── Selected passage ──
Facebook declined to answer questions about whether it similarly searched private messages for references to illegal drugs, underage drinking or shoplifting.

EFF lawyers suggested that the legality of Facebook’s censorship turns on Facebook’s Terms of Service, how and when the blocking takes place, and whether the messaging system affects interstate commerce (thus giving the federal government jurisdiction).

It’s not clear, however, how links to torrents are spammy, harassing or illegal. Torrents themselves are not copyright-infringing, nor would Facebook be liable for their users’ communications under federal law even if the files were infringing.

Wired.com confirmed Facebook is blocking private messages by sending a link to a Pirate Bay torrent feed of a book in the public domain. Such content is freely available to everyone, as all copyrights have expired. Nevertheless, the message bounced twice, returning the following failure notice: “This Message Contains Blocked Content. Some content in this message has been reported as abusive by Facebook users.” (Facebook’s link-censoring system is may be just tilting at windmills, however, because removing a single vowel from the domain name lets the URL go through.)
───
── Listing ──
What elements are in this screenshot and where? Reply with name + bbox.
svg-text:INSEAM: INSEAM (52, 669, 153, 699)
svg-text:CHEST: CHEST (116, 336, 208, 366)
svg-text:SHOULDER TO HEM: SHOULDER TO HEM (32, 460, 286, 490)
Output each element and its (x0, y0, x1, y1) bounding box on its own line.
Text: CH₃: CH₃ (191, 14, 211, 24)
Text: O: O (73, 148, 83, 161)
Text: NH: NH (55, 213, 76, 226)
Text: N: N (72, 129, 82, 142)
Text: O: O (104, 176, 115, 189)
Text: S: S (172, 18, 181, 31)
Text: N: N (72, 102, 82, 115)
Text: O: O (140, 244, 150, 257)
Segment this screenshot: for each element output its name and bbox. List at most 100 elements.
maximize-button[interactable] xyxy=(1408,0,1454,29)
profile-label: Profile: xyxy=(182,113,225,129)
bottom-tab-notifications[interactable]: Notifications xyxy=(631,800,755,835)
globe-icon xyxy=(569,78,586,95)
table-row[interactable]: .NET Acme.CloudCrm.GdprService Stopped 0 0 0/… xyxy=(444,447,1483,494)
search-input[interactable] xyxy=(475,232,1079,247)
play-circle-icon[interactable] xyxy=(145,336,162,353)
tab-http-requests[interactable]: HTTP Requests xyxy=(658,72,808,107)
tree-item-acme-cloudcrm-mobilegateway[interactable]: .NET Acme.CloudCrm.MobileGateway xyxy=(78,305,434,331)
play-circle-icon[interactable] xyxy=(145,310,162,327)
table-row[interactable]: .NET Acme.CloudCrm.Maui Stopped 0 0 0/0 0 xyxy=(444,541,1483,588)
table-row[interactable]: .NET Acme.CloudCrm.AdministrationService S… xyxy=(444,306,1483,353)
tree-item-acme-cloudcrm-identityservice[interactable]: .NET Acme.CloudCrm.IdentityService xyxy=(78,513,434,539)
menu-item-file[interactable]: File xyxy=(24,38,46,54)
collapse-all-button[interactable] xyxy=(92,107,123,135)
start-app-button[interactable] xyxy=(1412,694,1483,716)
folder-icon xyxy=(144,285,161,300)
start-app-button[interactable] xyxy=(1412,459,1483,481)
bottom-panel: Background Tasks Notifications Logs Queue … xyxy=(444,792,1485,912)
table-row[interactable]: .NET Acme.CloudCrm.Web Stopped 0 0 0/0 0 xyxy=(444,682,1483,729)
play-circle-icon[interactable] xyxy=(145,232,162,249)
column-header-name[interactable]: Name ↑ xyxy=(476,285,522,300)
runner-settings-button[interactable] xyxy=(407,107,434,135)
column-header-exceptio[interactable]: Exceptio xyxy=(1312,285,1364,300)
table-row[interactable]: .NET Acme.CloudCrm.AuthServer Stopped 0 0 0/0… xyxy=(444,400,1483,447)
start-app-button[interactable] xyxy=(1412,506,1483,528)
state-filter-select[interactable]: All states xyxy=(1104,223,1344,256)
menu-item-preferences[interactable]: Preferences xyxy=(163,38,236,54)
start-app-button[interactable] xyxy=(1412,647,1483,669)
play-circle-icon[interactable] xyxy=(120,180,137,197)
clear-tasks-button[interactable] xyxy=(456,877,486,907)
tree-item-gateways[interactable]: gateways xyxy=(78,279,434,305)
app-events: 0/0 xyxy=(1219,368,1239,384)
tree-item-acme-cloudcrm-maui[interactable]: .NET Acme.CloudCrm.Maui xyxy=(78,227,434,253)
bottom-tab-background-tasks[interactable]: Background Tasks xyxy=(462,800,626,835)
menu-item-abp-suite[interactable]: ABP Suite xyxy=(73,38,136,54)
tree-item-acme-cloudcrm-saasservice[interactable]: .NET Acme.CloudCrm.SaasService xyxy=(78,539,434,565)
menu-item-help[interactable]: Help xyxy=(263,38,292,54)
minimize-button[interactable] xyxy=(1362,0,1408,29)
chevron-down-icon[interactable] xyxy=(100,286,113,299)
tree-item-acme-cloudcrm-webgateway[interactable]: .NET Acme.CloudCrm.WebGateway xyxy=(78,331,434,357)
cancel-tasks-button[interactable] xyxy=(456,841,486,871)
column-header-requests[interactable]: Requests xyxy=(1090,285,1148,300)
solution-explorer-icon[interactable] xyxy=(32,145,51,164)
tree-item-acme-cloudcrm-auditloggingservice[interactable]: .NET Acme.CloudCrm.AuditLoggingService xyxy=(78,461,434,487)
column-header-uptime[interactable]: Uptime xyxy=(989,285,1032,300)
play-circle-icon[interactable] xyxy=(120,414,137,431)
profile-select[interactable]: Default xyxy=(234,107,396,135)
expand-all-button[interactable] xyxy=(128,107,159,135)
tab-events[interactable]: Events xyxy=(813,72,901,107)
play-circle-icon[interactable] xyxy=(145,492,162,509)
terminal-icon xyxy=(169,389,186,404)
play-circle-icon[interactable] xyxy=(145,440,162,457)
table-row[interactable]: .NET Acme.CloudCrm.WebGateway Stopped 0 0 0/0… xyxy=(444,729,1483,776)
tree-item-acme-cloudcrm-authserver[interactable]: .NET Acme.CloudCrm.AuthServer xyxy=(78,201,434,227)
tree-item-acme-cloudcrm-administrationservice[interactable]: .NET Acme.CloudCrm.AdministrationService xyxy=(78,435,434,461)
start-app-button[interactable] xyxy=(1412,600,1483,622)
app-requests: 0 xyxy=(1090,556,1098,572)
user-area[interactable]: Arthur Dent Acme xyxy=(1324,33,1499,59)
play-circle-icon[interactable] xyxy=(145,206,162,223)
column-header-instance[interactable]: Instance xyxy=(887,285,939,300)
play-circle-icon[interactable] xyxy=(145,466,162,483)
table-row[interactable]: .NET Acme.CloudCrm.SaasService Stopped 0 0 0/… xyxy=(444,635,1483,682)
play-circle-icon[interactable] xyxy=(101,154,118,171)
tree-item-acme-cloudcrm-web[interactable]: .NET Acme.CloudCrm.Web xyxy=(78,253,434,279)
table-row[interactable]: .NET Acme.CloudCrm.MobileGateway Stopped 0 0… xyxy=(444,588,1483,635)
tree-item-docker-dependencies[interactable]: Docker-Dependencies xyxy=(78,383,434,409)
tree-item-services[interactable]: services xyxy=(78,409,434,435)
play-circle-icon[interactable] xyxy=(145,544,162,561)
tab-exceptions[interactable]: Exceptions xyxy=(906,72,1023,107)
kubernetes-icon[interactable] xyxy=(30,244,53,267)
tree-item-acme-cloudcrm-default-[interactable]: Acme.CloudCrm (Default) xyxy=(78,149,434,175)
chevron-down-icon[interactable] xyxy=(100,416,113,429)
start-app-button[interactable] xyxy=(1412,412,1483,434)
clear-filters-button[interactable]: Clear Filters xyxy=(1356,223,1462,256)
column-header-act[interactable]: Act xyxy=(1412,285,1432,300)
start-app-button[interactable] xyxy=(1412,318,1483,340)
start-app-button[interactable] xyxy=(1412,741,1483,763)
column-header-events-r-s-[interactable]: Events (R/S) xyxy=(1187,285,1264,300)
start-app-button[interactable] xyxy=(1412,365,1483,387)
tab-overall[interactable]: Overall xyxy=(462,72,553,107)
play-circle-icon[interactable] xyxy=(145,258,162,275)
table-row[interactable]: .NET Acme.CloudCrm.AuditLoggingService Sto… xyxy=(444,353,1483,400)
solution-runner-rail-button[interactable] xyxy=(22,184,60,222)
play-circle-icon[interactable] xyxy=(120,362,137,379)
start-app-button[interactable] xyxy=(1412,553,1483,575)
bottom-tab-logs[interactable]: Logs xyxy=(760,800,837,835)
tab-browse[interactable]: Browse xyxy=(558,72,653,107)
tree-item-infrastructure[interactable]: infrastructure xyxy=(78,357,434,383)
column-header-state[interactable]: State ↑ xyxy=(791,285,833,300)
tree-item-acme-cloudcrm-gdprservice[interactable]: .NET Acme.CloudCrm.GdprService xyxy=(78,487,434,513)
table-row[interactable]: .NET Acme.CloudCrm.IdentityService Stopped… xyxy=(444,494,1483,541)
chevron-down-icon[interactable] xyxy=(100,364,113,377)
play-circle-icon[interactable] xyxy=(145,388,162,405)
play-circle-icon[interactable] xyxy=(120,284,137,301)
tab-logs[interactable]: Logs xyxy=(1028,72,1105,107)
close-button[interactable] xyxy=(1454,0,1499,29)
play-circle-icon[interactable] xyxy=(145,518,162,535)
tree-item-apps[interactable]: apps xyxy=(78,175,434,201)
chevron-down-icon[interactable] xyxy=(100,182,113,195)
───
Exercise requirements:
1. In the passage on Facebook's message blocking, rewrite the paragraph beginning "EFF lawyers suggested" as a short bulleted list, keeping its main facts.
2. Take the passage on Facebook's blocking of torrent links in private messages further, carrying it on past its final paragraph.

The results:
1.
According to EFF lawyers, whether Facebook's censorship is legal depends on:
- Facebook's Terms of Service
- how and when the blocking takes place
- whether the messaging system affects interstate commerce, which would give the federal government jurisdiction

2.
In the case of Wired.com’s test, there were only two Facebook users who should have been aware of the content — Wired.com editor John C. Abell and his message’s intended recipient, who was sitting five feet from him — and neither had the slightest objection to it whatsoever.

The EFF’s Bankston suggests that the real answer to the legal confusion over what providers can and cannot do with users’ online communications needs to come from federal lawmakers, who authored the statutes about e-mail privacy in the 1980s when the technology was much different.

“It is often unclear whether or how these Web 2.0 companies are covered by federal electronic privacy statutes, and that’s why Congress needs to update and revisit the law,” he said.